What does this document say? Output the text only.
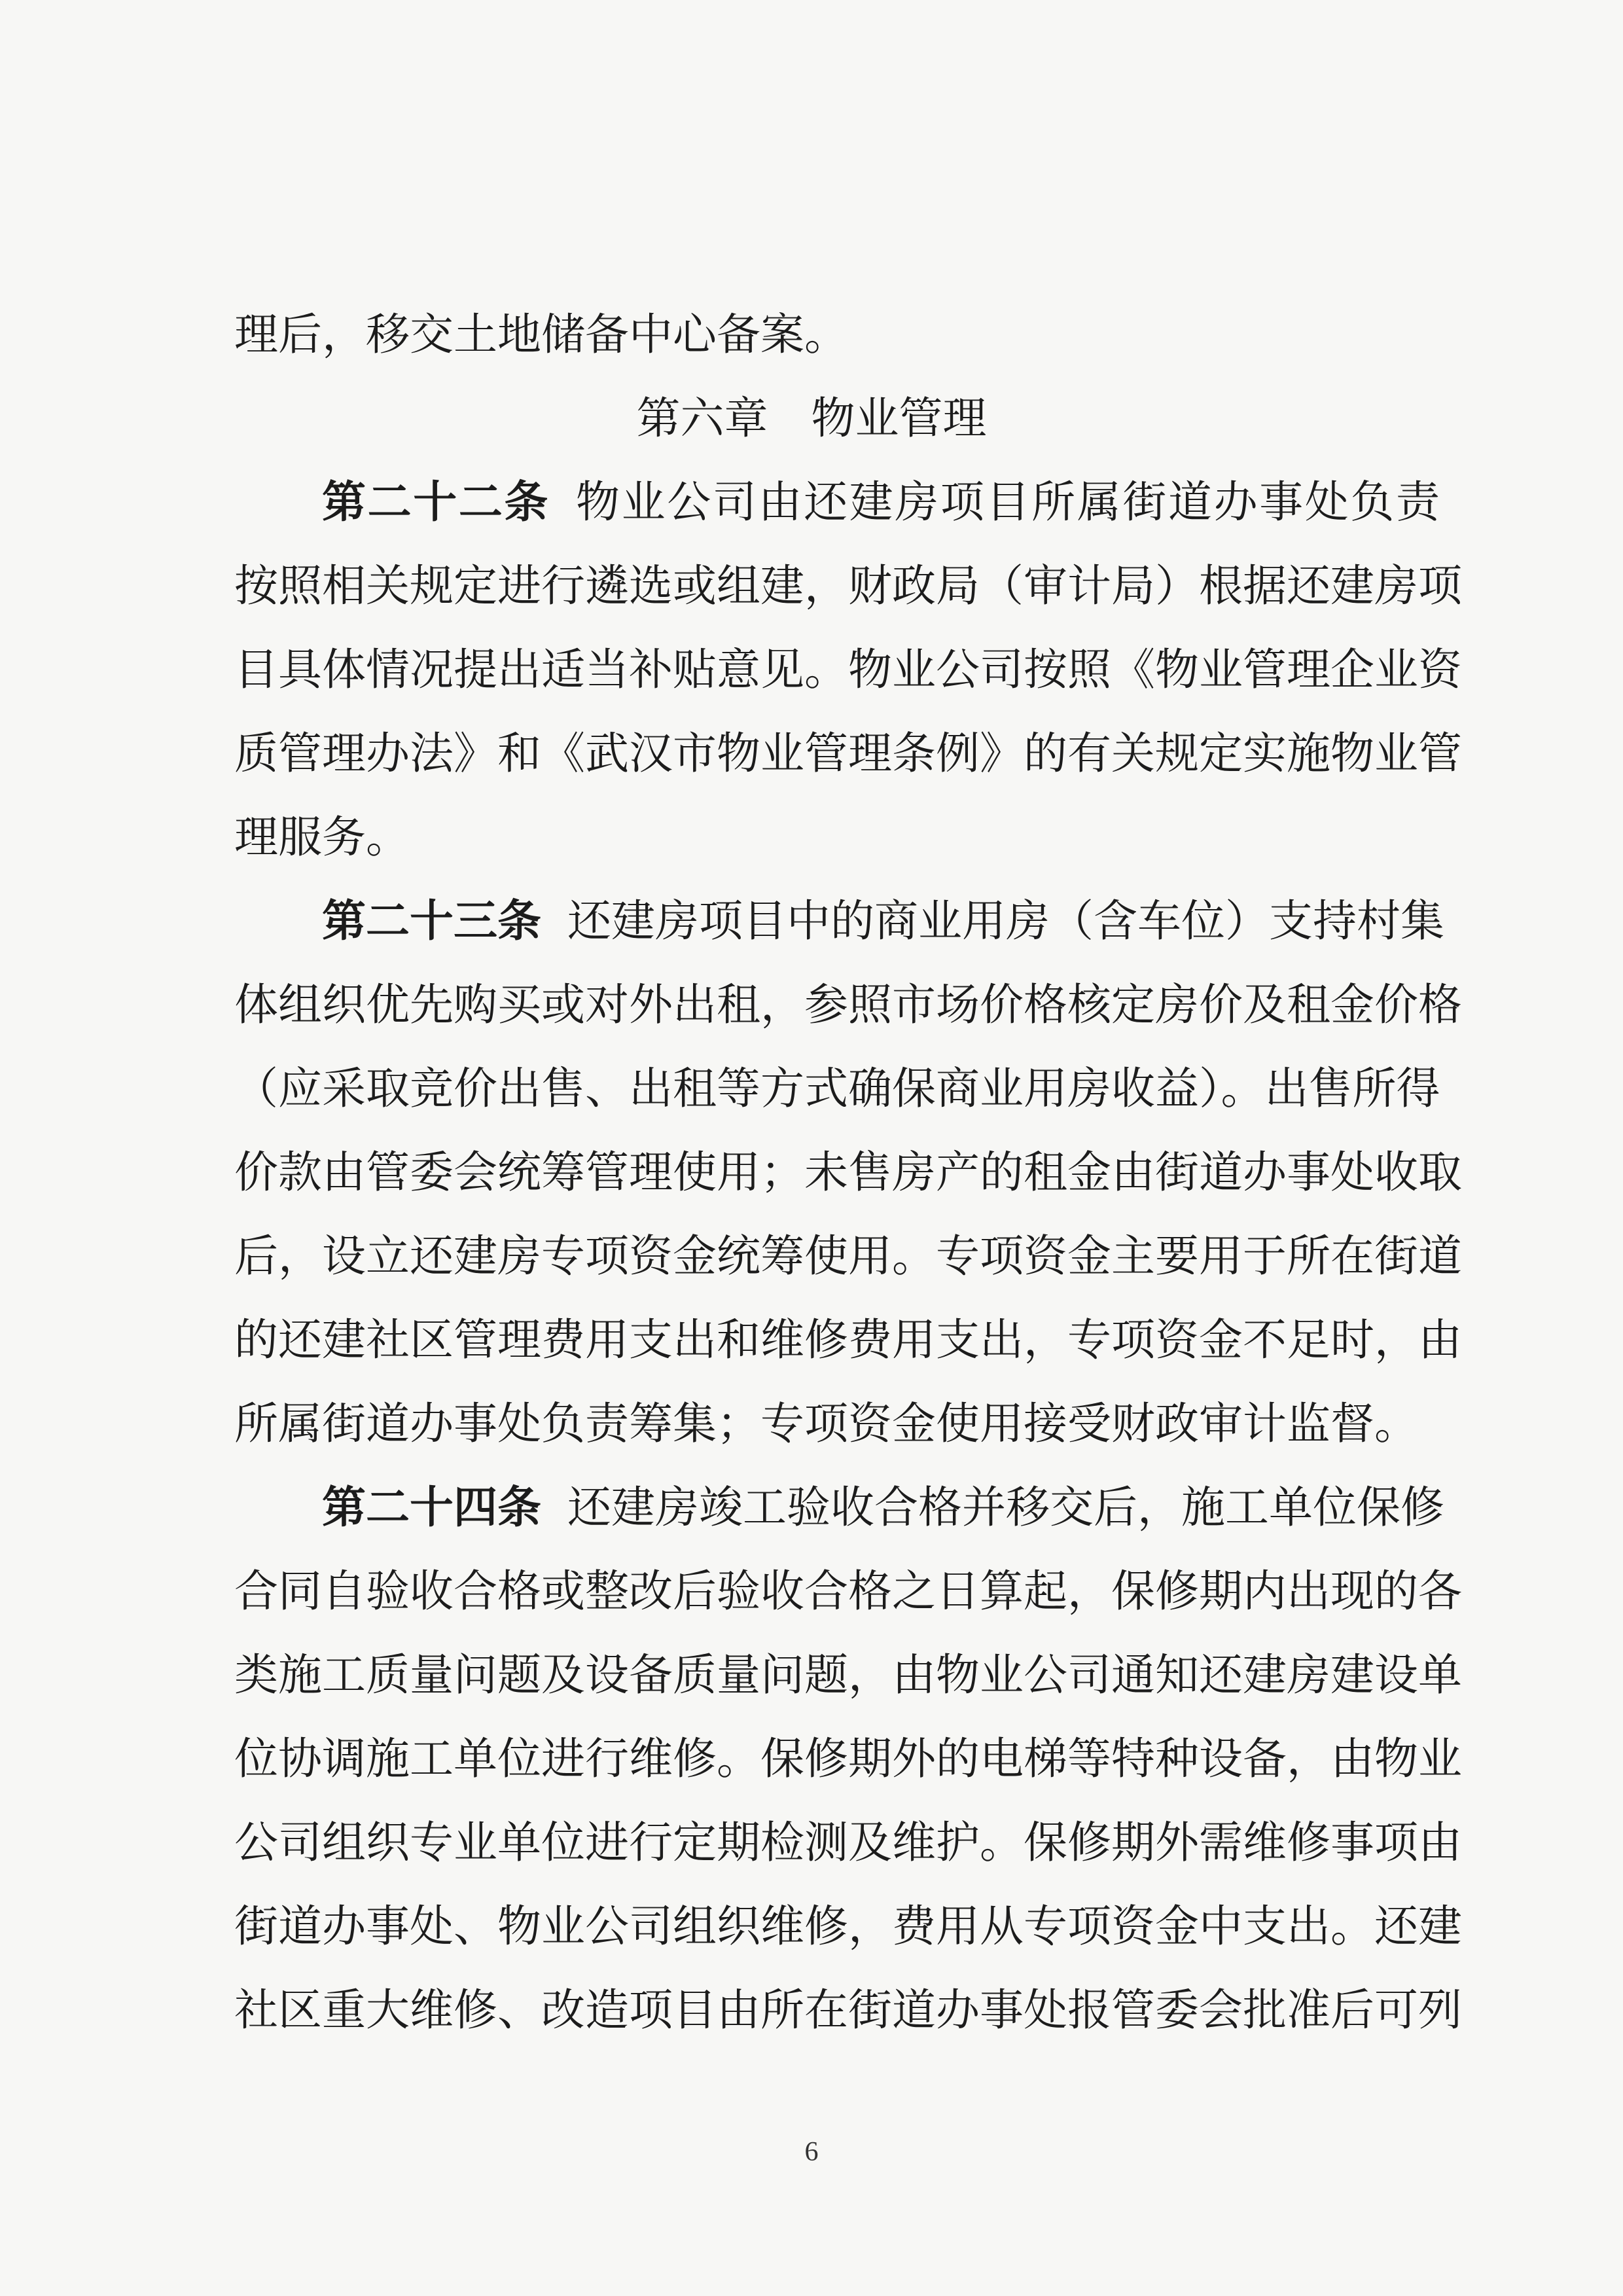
理后，移交土地储备中心备案。
第六章 物业管理
第二十二条 物业公司由还建房项目所属街道办事处负责
按照相关规定进行遴选或组建，财政局（审计局）根据还建房项
目具体情况提出适当补贴意见。物业公司按照《物业管理企业资
质管理办法》和《武汉市物业管理条例》的有关规定实施物业管
理服务。
第二十三条 还建房项目中的商业用房（含车位）支持村集
体组织优先购买或对外出租，参照市场价格核定房价及租金价格
（应采取竞价出售、出租等方式确保商业用房收益）。出售所得
价款由管委会统筹管理使用；未售房产的租金由街道办事处收取
后，设立还建房专项资金统筹使用。专项资金主要用于所在街道
的还建社区管理费用支出和维修费用支出，专项资金不足时，由
所属街道办事处负责筹集；专项资金使用接受财政审计监督。
第二十四条 还建房竣工验收合格并移交后，施工单位保修
合同自验收合格或整改后验收合格之日算起，保修期内出现的各
类施工质量问题及设备质量问题，由物业公司通知还建房建设单
位协调施工单位进行维修。保修期外的电梯等特种设备，由物业
公司组织专业单位进行定期检测及维护。保修期外需维修事项由
街道办事处、物业公司组织维修，费用从专项资金中支出。还建
社区重大维修、改造项目由所在街道办事处报管委会批准后可列
6
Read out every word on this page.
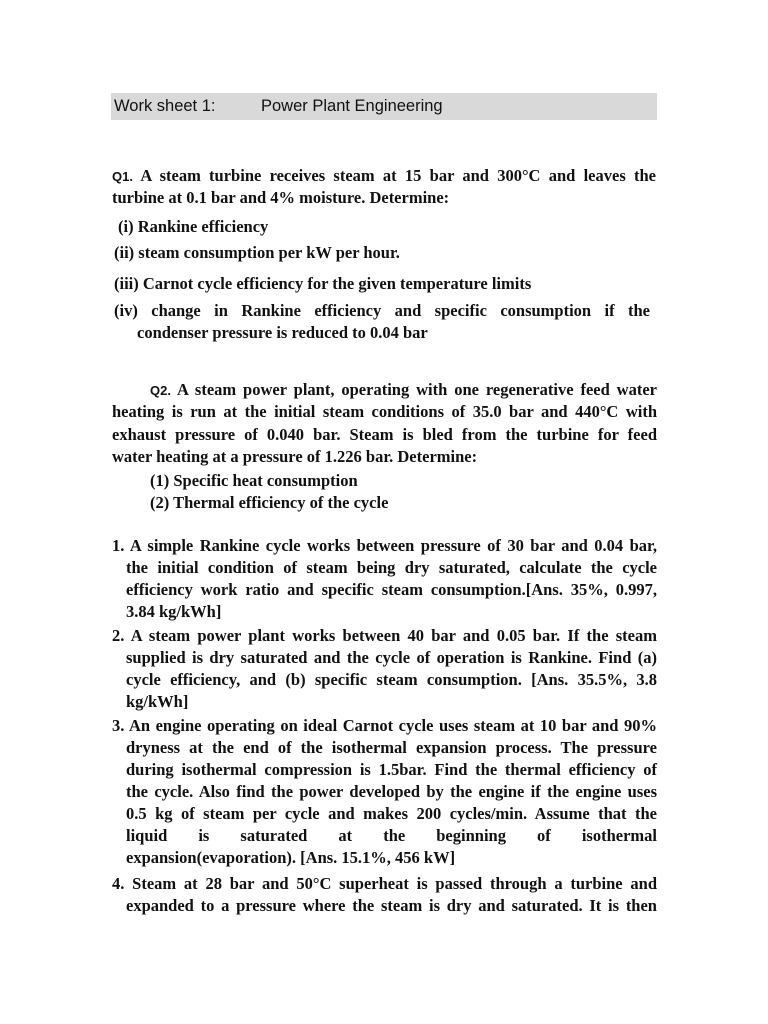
Work sheet 1:	Power Plant Engineering
Q1. A steam turbine receives steam at 15 bar and 300°C and leaves the
turbine at 0.1 bar and 4% moisture. Determine:
(i) Rankine efficiency
(ii) steam consumption per kW per hour.
(iii) Carnot cycle efficiency for the given temperature limits
(iv) change in Rankine efficiency and specific consumption if the
condenser pressure is reduced to 0.04 bar
Q2. A steam power plant, operating with one regenerative feed water
heating is run at the initial steam conditions of 35.0 bar and 440°C with
exhaust pressure of 0.040 bar. Steam is bled from the turbine for feed
water heating at a pressure of 1.226 bar. Determine:
(1) Specific heat consumption
(2) Thermal efficiency of the cycle
1. A simple Rankine cycle works between pressure of 30 bar and 0.04 bar,
the initial condition of steam being dry saturated, calculate the cycle
efficiency work ratio and specific steam consumption.[Ans. 35%, 0.997,
3.84 kg/kWh]
2. A steam power plant works between 40 bar and 0.05 bar. If the steam
supplied is dry saturated and the cycle of operation is Rankine. Find (a)
cycle efficiency, and (b) specific steam consumption. [Ans. 35.5%, 3.8
kg/kWh]
3. An engine operating on ideal Carnot cycle uses steam at 10 bar and 90%
dryness at the end of the isothermal expansion process. The pressure
during isothermal compression is 1.5bar. Find the thermal efficiency of
the cycle. Also find the power developed by the engine if the engine uses
0.5 kg of steam per cycle and makes 200 cycles/min. Assume that the
liquid is saturated at the beginning of isothermal
expansion(evaporation). [Ans. 15.1%, 456 kW]
4. Steam at 28 bar and 50°C superheat is passed through a turbine and
expanded to a pressure where the steam is dry and saturated. It is then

● **The problem**: Return every line of the preceding records in which the word "isothermal" appears.

● **Exercise answer**:
dryness at the end of the isothermal expansion process. The pressure
during isothermal compression is 1.5bar. Find the thermal efficiency of
liquid is saturated at the beginning of isothermal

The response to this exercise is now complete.